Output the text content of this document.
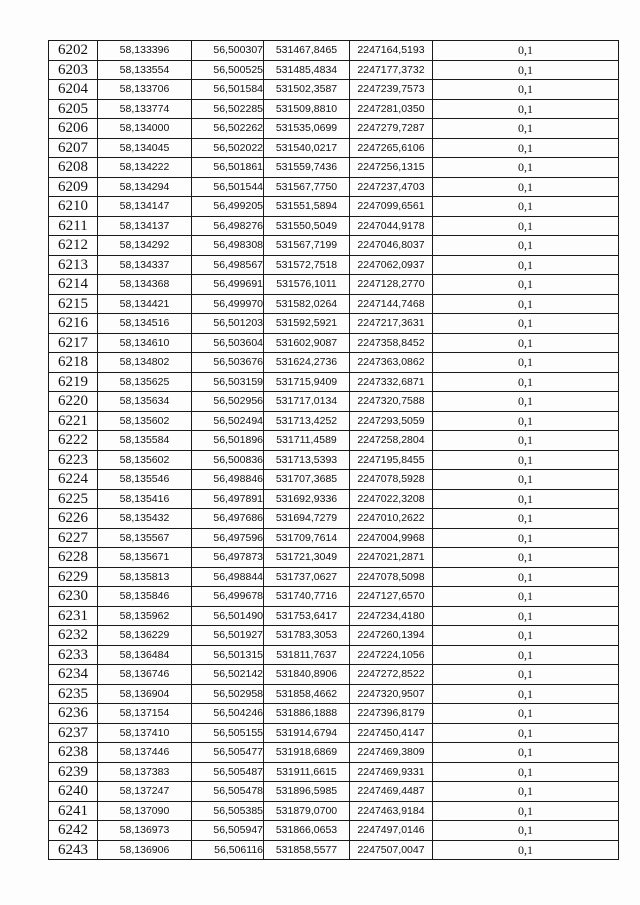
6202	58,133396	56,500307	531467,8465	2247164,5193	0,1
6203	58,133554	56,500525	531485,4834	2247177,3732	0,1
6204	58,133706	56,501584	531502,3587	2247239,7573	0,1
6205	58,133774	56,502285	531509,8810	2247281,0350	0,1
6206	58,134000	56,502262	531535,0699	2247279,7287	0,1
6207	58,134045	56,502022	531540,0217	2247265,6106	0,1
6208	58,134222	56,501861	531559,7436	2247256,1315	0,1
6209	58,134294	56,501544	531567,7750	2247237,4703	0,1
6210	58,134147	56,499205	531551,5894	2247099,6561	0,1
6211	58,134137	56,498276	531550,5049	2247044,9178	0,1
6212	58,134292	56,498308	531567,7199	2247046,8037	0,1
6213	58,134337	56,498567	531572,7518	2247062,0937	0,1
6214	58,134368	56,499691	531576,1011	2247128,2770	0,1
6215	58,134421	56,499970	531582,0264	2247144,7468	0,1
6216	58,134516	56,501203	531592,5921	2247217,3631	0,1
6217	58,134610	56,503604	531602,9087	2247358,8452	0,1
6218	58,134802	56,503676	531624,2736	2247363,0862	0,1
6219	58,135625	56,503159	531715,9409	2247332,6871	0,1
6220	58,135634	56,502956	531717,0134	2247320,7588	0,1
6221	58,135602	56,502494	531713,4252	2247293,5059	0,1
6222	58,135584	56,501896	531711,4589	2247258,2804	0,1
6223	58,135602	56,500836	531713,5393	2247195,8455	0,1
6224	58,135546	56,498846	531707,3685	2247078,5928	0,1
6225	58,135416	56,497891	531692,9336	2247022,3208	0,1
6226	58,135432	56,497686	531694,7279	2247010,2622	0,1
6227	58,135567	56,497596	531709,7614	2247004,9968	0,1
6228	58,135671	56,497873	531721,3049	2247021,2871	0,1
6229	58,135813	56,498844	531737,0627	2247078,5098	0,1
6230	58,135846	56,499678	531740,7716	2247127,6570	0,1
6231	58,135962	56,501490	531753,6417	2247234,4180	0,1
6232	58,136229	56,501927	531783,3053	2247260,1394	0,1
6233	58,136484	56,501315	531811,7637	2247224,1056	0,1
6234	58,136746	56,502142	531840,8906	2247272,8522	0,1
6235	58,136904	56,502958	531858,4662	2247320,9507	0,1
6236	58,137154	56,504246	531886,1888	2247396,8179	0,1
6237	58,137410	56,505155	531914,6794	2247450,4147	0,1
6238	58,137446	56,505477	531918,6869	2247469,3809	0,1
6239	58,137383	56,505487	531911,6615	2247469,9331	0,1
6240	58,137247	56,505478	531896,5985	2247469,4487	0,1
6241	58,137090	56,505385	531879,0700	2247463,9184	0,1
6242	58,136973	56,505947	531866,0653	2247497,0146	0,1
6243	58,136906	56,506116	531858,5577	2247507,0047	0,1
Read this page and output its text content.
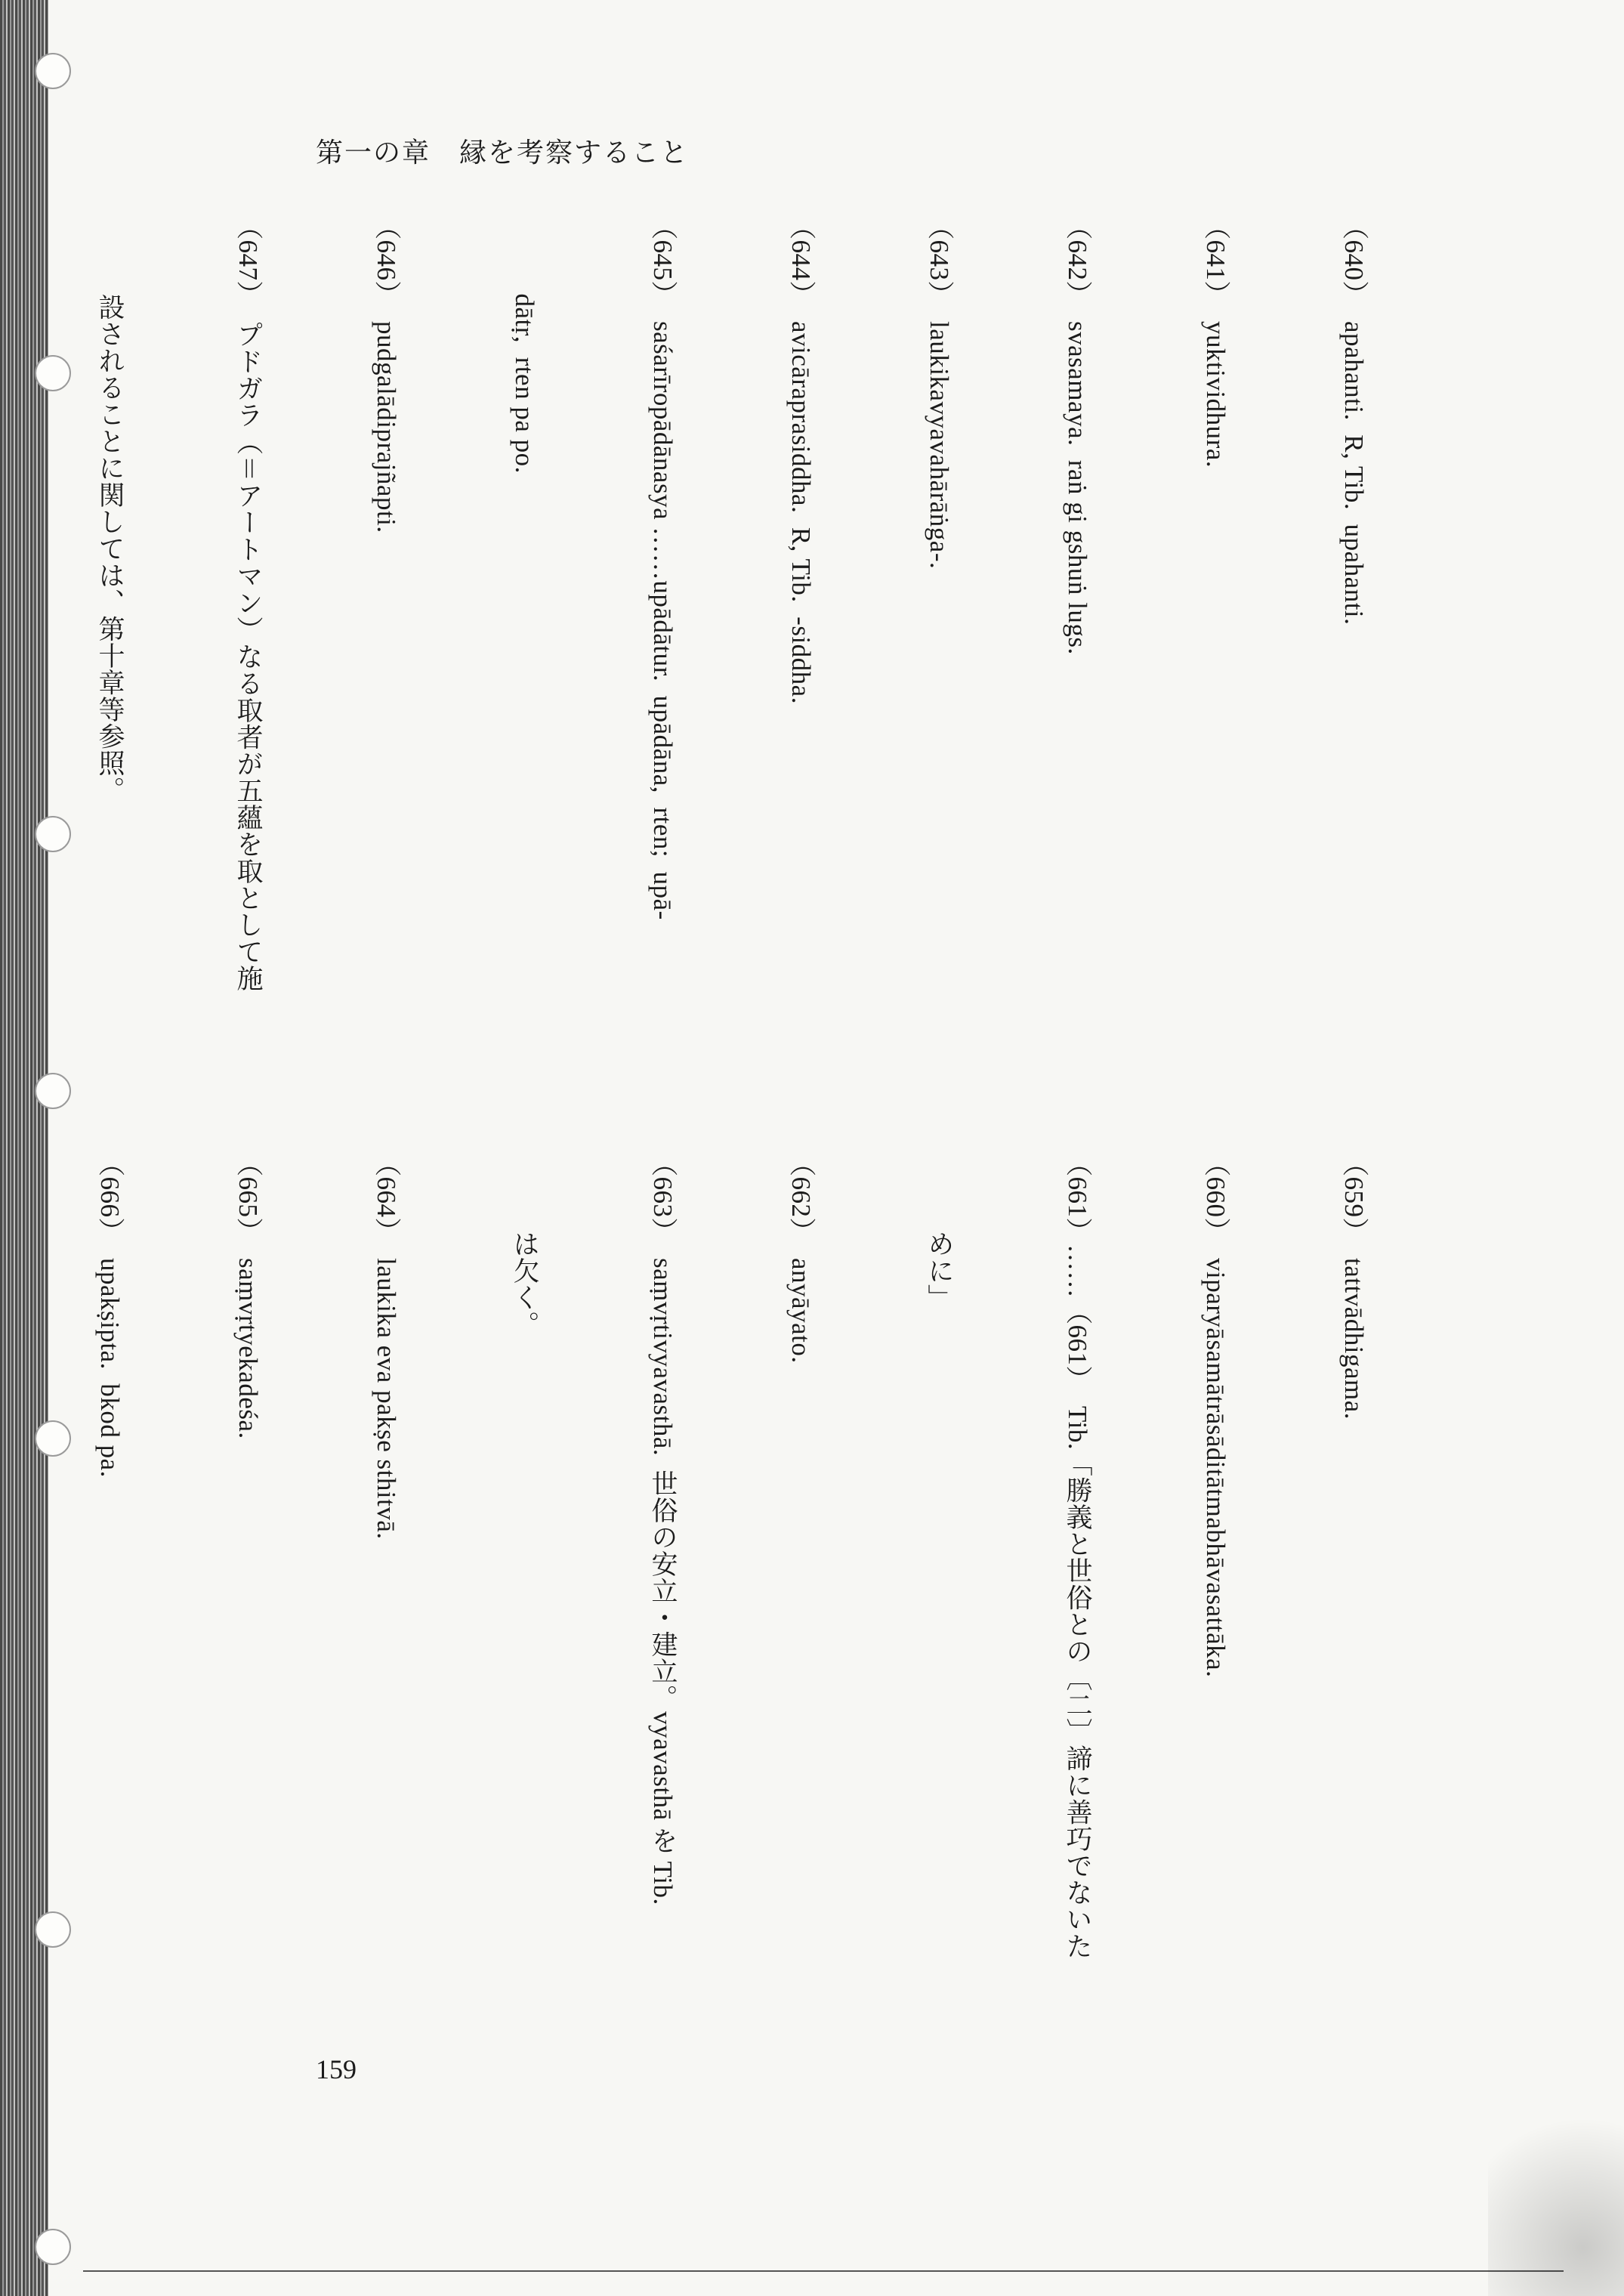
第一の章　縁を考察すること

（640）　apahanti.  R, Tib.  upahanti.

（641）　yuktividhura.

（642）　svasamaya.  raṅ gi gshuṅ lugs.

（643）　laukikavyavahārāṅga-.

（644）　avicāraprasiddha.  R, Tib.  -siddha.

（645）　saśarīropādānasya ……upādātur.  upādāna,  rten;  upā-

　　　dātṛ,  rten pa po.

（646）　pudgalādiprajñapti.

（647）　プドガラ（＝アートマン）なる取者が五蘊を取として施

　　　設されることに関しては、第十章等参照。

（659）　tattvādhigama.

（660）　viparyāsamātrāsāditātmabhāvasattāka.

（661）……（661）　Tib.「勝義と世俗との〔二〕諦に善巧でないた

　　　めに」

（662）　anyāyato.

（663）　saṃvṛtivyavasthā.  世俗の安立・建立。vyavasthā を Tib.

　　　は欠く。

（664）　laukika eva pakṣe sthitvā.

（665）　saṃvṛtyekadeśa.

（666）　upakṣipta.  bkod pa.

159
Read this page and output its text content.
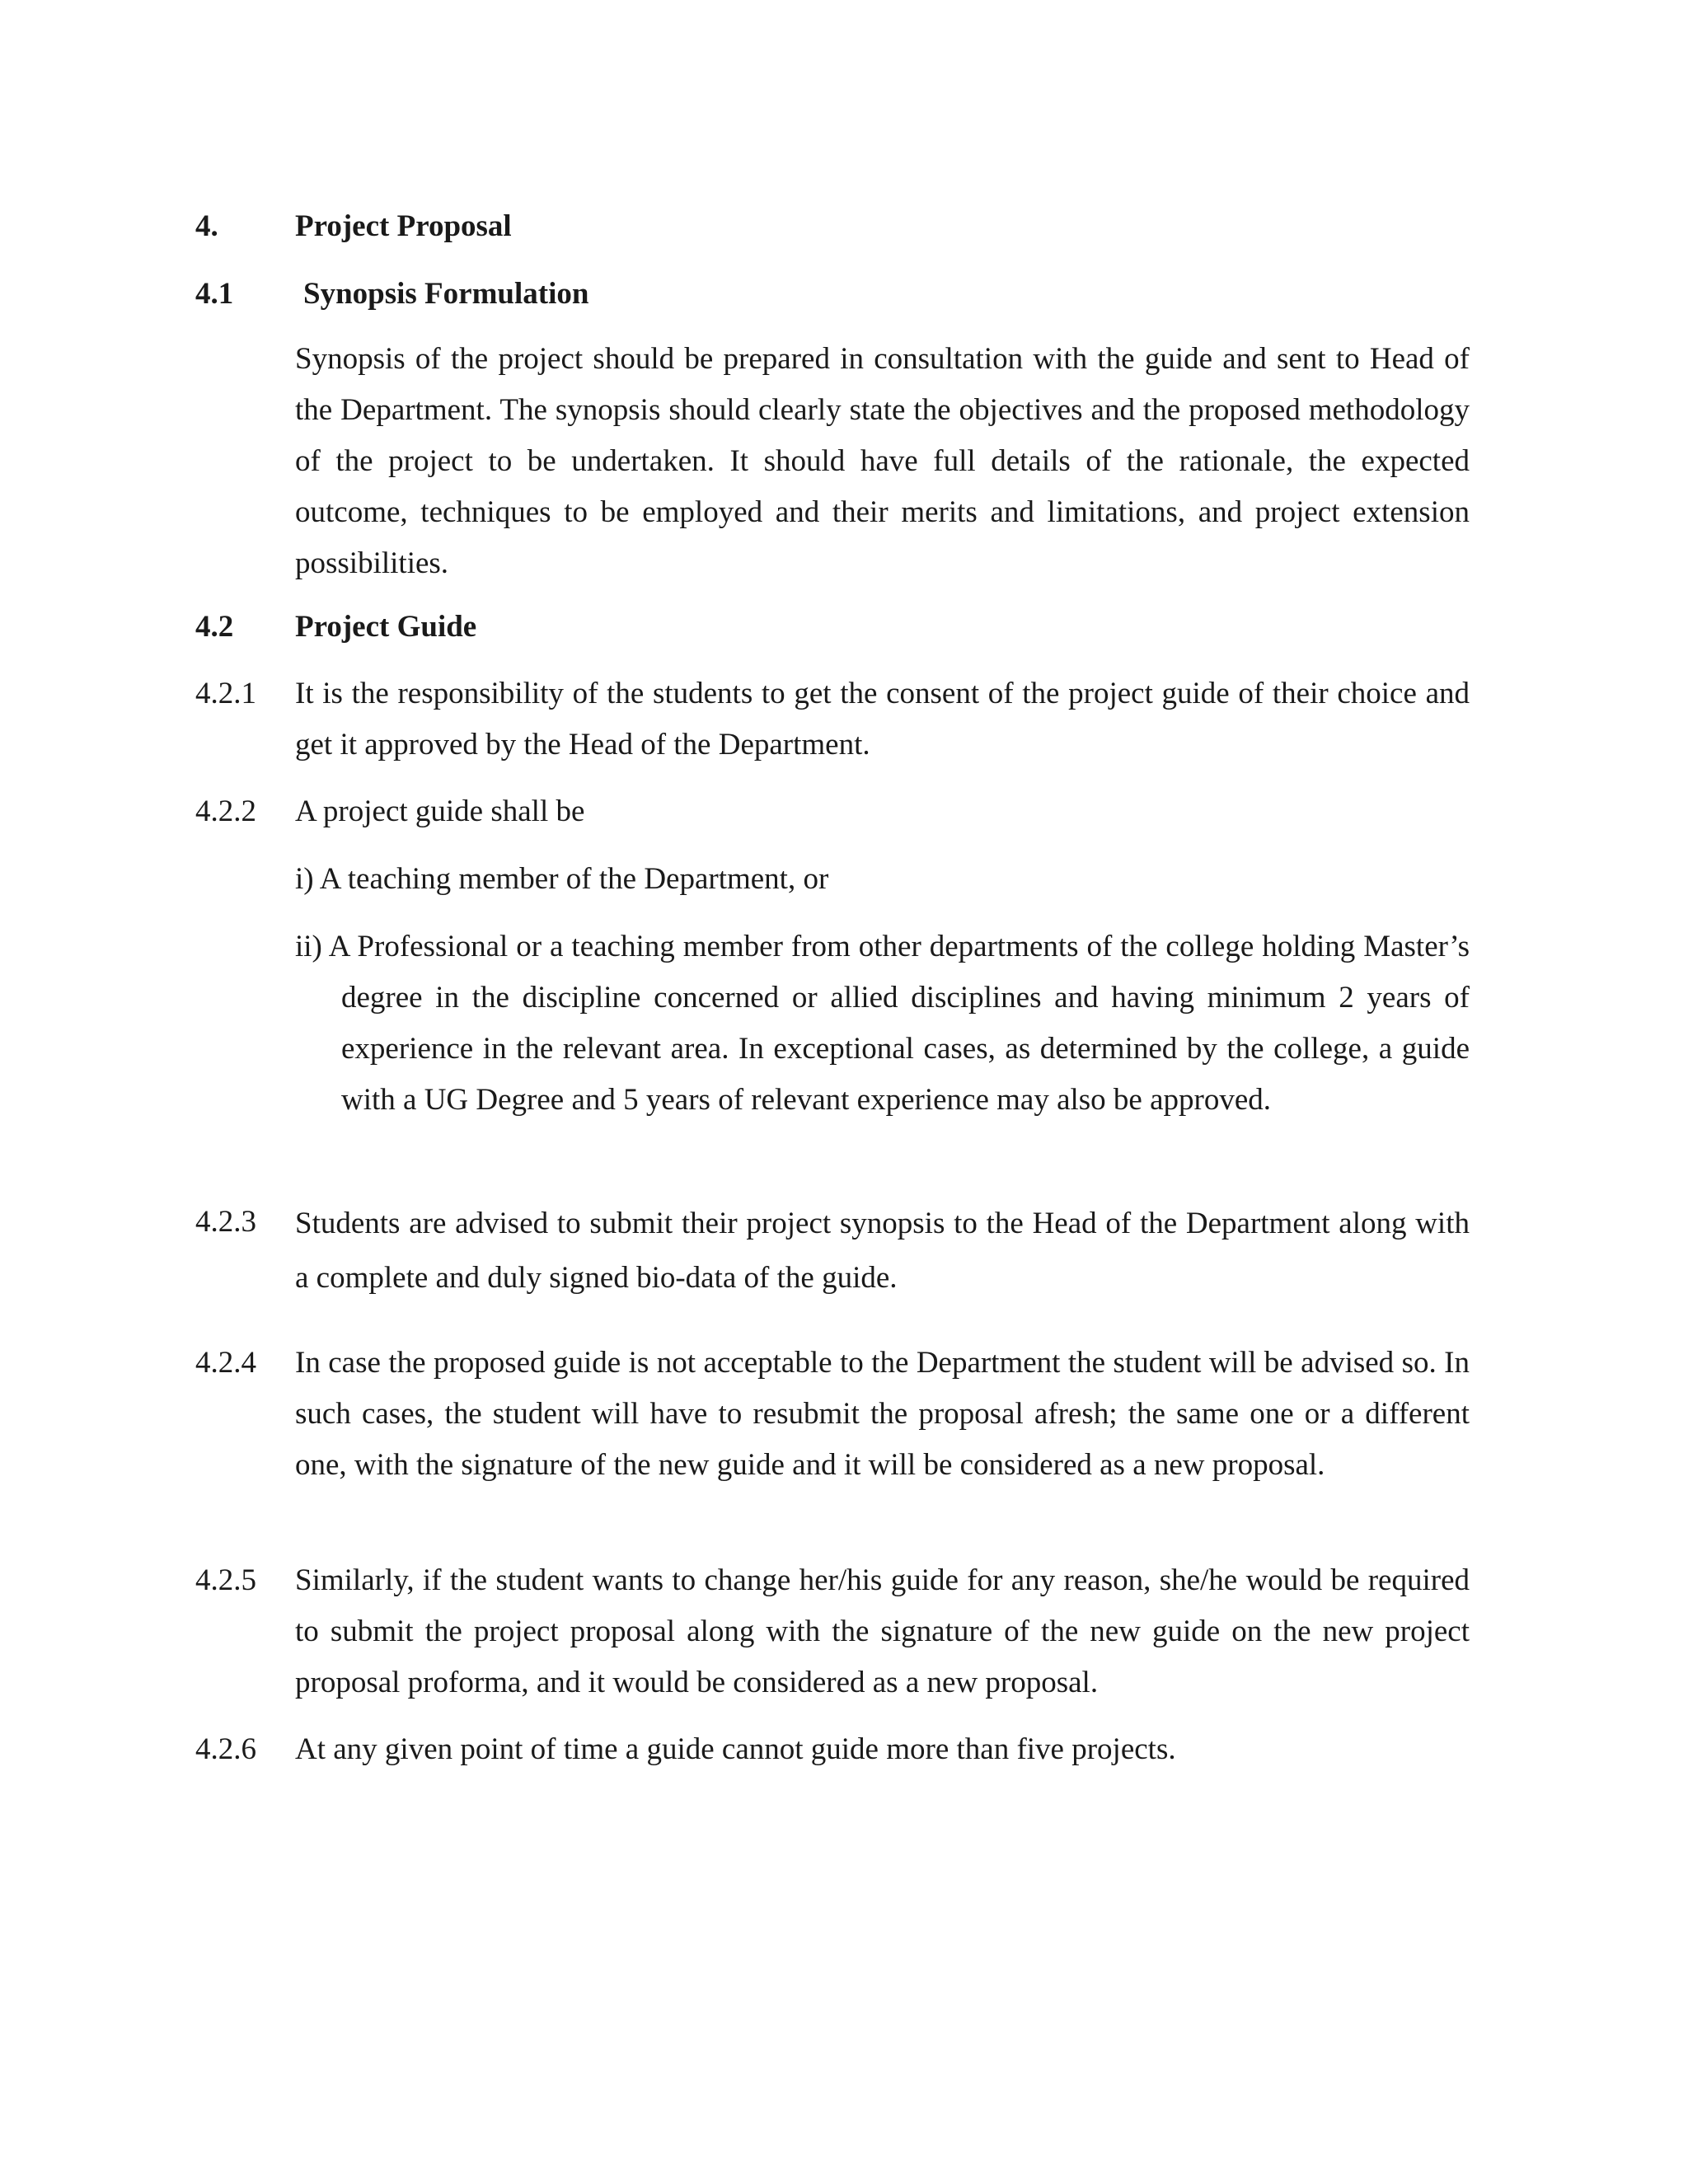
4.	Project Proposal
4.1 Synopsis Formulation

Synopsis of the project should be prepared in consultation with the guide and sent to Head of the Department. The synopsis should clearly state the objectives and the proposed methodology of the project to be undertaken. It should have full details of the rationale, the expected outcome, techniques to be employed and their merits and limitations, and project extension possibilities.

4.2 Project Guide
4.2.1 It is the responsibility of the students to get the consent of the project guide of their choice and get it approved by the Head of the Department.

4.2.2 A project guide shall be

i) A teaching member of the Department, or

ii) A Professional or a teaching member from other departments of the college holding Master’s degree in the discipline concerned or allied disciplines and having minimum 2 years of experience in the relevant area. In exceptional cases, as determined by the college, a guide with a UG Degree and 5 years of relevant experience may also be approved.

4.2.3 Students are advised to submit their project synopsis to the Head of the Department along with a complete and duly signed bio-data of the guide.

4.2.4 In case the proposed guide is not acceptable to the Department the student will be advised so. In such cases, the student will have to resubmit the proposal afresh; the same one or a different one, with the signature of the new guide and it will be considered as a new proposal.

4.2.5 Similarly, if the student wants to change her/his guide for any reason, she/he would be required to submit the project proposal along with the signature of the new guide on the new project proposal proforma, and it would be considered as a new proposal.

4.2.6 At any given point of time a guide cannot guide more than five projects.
------------------------------------------------------------------------
In the listing, find every line containing the word "approved" and list it.

4.2.1 It is the responsibility of the students to get the consent of the project guide of their choice and get it approved by the Head of the Department.
ii) A Professional or a teaching member from other departments of the college holding Master’s degree in the discipline concerned or allied disciplines and having minimum 2 years of experience in the relevant area. In exceptional cases, as determined by the college, a guide with a UG Degree and 5 years of relevant experience may also be approved.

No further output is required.